Dataset records:
────────────────────────────────────────

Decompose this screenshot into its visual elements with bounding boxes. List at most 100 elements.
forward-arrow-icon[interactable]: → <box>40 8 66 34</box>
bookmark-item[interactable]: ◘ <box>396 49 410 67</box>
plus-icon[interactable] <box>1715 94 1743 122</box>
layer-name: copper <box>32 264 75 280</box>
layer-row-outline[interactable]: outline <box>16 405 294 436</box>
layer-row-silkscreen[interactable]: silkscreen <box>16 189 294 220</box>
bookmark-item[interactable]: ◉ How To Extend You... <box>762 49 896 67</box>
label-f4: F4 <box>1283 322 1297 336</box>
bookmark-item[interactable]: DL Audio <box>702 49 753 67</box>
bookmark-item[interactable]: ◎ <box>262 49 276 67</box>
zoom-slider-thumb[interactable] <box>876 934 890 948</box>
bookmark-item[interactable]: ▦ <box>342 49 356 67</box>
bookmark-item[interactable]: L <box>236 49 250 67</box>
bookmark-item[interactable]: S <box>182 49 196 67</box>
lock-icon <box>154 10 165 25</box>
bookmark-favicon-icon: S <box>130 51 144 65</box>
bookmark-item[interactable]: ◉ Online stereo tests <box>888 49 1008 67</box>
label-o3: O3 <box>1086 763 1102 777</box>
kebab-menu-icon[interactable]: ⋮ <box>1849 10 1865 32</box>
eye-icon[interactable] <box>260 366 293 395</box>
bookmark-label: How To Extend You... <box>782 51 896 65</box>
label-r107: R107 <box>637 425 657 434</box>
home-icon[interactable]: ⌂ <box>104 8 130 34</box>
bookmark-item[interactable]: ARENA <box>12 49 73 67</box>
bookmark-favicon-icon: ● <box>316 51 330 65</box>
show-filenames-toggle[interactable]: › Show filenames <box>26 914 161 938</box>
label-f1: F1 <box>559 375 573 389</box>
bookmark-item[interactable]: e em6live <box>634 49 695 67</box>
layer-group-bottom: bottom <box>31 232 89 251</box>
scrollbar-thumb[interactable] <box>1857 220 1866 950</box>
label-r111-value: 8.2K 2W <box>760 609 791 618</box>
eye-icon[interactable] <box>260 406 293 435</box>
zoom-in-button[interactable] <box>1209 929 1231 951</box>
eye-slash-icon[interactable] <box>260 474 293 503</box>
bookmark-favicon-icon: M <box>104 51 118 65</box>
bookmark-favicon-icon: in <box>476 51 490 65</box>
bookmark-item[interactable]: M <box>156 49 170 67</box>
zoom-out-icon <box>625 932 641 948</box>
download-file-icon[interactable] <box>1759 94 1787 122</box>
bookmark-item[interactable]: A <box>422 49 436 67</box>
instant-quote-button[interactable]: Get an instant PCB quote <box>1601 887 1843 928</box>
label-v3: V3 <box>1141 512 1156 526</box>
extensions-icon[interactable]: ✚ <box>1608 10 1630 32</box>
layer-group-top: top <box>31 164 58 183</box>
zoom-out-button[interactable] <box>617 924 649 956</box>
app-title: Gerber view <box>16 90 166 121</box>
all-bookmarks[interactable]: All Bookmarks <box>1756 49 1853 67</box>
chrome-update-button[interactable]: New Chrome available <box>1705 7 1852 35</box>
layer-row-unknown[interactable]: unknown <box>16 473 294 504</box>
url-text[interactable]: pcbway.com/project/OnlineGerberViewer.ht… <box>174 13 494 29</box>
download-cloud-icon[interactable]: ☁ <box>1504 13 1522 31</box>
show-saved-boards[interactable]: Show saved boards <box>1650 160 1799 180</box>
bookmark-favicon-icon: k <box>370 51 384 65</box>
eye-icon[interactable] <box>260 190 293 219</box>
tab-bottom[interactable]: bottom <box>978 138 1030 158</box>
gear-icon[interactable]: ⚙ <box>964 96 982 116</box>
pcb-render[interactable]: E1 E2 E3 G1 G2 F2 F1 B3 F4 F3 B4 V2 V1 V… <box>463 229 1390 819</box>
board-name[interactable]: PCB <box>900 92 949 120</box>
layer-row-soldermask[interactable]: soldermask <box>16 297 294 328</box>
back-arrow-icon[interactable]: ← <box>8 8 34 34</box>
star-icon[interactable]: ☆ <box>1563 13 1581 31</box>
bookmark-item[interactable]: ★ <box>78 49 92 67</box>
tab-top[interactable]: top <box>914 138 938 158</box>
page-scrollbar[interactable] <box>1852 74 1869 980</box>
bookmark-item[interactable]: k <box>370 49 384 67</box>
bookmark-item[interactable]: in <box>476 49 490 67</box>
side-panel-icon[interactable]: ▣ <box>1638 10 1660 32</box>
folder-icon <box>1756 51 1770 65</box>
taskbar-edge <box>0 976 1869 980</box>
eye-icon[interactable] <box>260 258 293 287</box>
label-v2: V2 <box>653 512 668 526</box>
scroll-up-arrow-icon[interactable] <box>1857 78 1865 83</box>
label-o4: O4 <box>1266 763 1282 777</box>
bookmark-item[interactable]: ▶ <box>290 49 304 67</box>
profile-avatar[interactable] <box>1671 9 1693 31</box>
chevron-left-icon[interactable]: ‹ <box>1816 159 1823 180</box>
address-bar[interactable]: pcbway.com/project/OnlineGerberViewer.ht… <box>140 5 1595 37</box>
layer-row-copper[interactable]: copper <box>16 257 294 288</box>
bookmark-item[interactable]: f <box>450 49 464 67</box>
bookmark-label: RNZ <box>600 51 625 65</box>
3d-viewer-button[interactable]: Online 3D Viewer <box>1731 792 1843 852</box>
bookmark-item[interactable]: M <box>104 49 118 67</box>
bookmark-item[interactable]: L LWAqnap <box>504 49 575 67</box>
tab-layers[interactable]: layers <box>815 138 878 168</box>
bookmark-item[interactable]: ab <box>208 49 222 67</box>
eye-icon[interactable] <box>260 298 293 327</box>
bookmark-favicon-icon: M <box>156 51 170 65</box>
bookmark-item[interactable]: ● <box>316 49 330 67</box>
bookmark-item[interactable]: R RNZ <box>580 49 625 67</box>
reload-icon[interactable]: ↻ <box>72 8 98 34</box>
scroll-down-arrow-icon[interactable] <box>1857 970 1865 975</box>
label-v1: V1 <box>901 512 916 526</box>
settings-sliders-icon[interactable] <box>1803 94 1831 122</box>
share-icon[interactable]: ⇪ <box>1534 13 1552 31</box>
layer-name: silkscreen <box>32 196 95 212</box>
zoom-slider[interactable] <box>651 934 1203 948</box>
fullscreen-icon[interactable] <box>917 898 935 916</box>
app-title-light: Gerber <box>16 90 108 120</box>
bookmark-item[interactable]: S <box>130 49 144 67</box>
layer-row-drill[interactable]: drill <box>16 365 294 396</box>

────────────────────────────────────────

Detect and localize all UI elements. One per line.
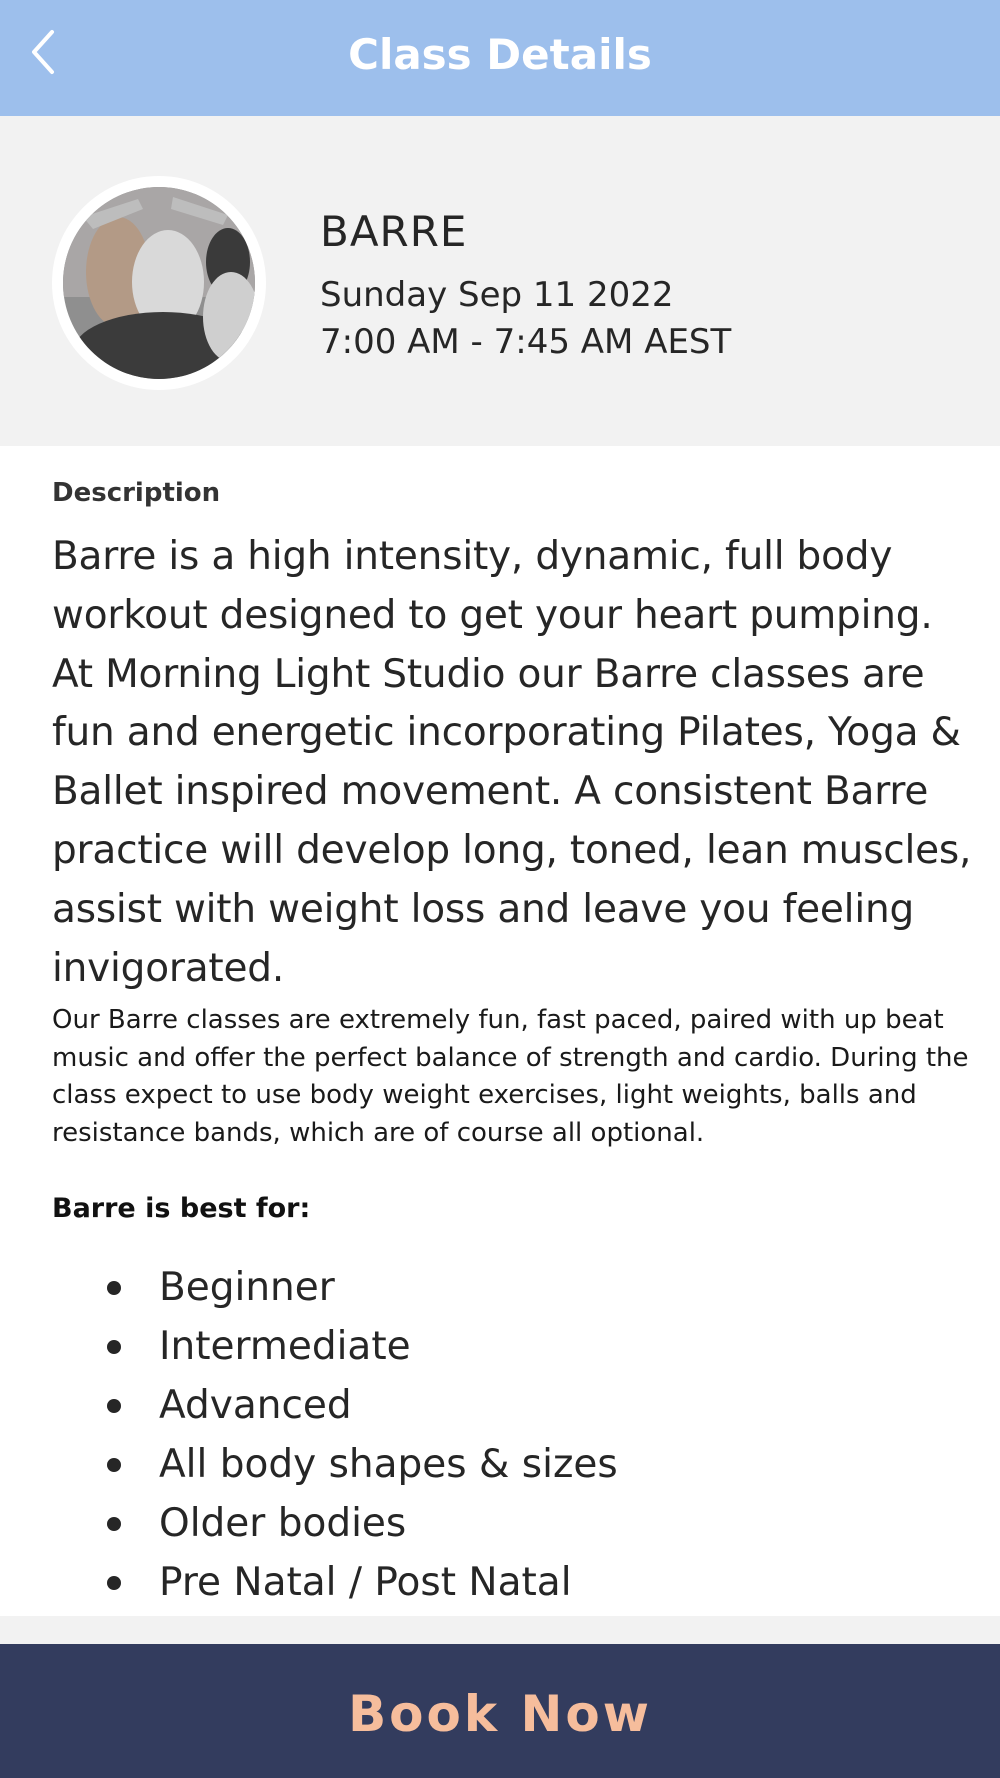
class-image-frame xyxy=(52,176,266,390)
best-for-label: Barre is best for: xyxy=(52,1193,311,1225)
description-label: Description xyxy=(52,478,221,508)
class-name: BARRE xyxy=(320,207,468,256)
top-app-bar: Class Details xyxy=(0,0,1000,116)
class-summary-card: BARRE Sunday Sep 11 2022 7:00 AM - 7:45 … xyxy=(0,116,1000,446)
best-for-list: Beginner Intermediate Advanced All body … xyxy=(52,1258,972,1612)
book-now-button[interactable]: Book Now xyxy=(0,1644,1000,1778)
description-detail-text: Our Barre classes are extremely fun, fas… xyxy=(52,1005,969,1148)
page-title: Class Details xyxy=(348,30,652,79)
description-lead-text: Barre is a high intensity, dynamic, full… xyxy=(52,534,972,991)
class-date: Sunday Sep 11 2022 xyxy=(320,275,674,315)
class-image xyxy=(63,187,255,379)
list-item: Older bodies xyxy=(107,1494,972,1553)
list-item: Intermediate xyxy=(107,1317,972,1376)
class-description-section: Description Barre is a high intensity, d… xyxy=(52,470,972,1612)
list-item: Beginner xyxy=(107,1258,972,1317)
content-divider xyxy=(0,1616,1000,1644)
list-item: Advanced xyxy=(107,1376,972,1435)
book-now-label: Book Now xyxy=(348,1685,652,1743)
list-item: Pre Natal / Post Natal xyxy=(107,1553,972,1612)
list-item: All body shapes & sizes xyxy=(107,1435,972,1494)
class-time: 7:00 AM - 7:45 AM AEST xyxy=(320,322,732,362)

────────────────────────────────────────

**GIVEN REQUEST:** Copy the material above verbatim, from the line with "class-image-frame xyxy=(52,176,266,390)" to the line with "class-time: 7:00 AM", both included.

**SOLVED EXERCISE:**
class-image-frame xyxy=(52,176,266,390)
best-for-label: Barre is best for: xyxy=(52,1193,311,1225)
description-label: Description xyxy=(52,478,221,508)
class-name: BARRE xyxy=(320,207,468,256)
top-app-bar: Class Details xyxy=(0,0,1000,116)
class-summary-card: BARRE Sunday Sep 11 2022 7:00 AM - 7:45 … xyxy=(0,116,1000,446)
best-for-list: Beginner Intermediate Advanced All body … xyxy=(52,1258,972,1612)
book-now-button[interactable]: Book Now xyxy=(0,1644,1000,1778)
description-detail-text: Our Barre classes are extremely fun, fas… xyxy=(52,1005,969,1148)
page-title: Class Details xyxy=(348,30,652,79)
description-lead-text: Barre is a high intensity, dynamic, full… xyxy=(52,534,972,991)
class-date: Sunday Sep 11 2022 xyxy=(320,275,674,315)
class-image xyxy=(63,187,255,379)
list-item: Older bodies xyxy=(107,1494,972,1553)
list-item: Intermediate xyxy=(107,1317,972,1376)
class-description-section: Description Barre is a high intensity, d… xyxy=(52,470,972,1612)
list-item: Beginner xyxy=(107,1258,972,1317)
content-divider xyxy=(0,1616,1000,1644)
list-item: Advanced xyxy=(107,1376,972,1435)
book-now-label: Book Now xyxy=(348,1685,652,1743)
list-item: Pre Natal / Post Natal xyxy=(107,1553,972,1612)
list-item: All body shapes & sizes xyxy=(107,1435,972,1494)
class-time: 7:00 AM - 7:45 AM AEST xyxy=(320,322,732,362)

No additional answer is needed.